== EXCERPTED DATA ==

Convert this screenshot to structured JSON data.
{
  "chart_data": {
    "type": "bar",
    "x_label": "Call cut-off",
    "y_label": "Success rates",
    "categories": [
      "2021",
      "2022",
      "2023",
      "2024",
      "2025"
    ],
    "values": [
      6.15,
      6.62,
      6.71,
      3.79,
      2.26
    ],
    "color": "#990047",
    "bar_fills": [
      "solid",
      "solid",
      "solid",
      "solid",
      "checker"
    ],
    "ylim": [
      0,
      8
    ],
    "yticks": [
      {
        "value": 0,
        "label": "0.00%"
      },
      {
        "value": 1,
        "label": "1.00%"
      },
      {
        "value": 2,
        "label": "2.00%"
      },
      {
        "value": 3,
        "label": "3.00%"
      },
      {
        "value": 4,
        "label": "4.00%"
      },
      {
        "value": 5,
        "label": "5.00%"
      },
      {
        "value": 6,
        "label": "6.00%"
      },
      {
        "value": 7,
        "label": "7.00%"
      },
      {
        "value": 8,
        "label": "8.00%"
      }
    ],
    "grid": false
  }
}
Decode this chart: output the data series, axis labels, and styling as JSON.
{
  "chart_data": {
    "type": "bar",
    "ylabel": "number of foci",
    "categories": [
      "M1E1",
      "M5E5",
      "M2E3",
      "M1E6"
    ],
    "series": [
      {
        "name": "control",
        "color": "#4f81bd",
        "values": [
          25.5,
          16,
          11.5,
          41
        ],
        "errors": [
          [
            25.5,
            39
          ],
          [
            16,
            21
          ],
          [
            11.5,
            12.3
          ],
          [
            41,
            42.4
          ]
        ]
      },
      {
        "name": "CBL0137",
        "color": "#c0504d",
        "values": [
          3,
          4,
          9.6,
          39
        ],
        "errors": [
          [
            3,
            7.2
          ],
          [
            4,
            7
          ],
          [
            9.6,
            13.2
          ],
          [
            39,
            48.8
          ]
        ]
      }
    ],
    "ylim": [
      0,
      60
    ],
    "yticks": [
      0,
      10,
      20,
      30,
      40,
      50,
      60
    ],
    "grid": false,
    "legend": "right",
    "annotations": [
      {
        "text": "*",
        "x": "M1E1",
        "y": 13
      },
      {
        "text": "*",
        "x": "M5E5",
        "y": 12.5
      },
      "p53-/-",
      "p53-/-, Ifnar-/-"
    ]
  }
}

===

Write out the whole listing again. Match it word for word.

EXPECTED ANSWER →
Convert this screenshot to structured JSON data.
{
  "chart_data": {
    "type": "bar",
    "x_label": "Call cut-off",
    "y_label": "Success rates",
    "categories": [
      "2021",
      "2022",
      "2023",
      "2024",
      "2025"
    ],
    "values": [
      6.15,
      6.62,
      6.71,
      3.79,
      2.26
    ],
    "color": "#990047",
    "bar_fills": [
      "solid",
      "solid",
      "solid",
      "solid",
      "checker"
    ],
    "ylim": [
      0,
      8
    ],
    "yticks": [
      {
        "value": 0,
        "label": "0.00%"
      },
      {
        "value": 1,
        "label": "1.00%"
      },
      {
        "value": 2,
        "label": "2.00%"
      },
      {
        "value": 3,
        "label": "3.00%"
      },
      {
        "value": 4,
        "label": "4.00%"
      },
      {
        "value": 5,
        "label": "5.00%"
      },
      {
        "value": 6,
        "label": "6.00%"
      },
      {
        "value": 7,
        "label": "7.00%"
      },
      {
        "value": 8,
        "label": "8.00%"
      }
    ],
    "grid": false
  }
}
Decode this chart: output the data series, axis labels, and styling as JSON.
{
  "chart_data": {
    "type": "bar",
    "ylabel": "number of foci",
    "categories": [
      "M1E1",
      "M5E5",
      "M2E3",
      "M1E6"
    ],
    "series": [
      {
        "name": "control",
        "color": "#4f81bd",
        "values": [
          25.5,
          16,
          11.5,
          41
        ],
        "errors": [
          [
            25.5,
            39
          ],
          [
            16,
            21
          ],
          [
            11.5,
            12.3
          ],
          [
            41,
            42.4
          ]
        ]
      },
      {
        "name": "CBL0137",
        "color": "#c0504d",
        "values": [
          3,
          4,
          9.6,
          39
        ],
        "errors": [
          [
            3,
            7.2
          ],
          [
            4,
            7
          ],
          [
            9.6,
            13.2
          ],
          [
            39,
            48.8
          ]
        ]
      }
    ],
    "ylim": [
      0,
      60
    ],
    "yticks": [
      0,
      10,
      20,
      30,
      40,
      50,
      60
    ],
    "grid": false,
    "legend": "right",
    "annotations": [
      {
        "text": "*",
        "x": "M1E1",
        "y": 13
      },
      {
        "text": "*",
        "x": "M5E5",
        "y": 12.5
      },
      "p53-/-",
      "p53-/-, Ifnar-/-"
    ]
  }
}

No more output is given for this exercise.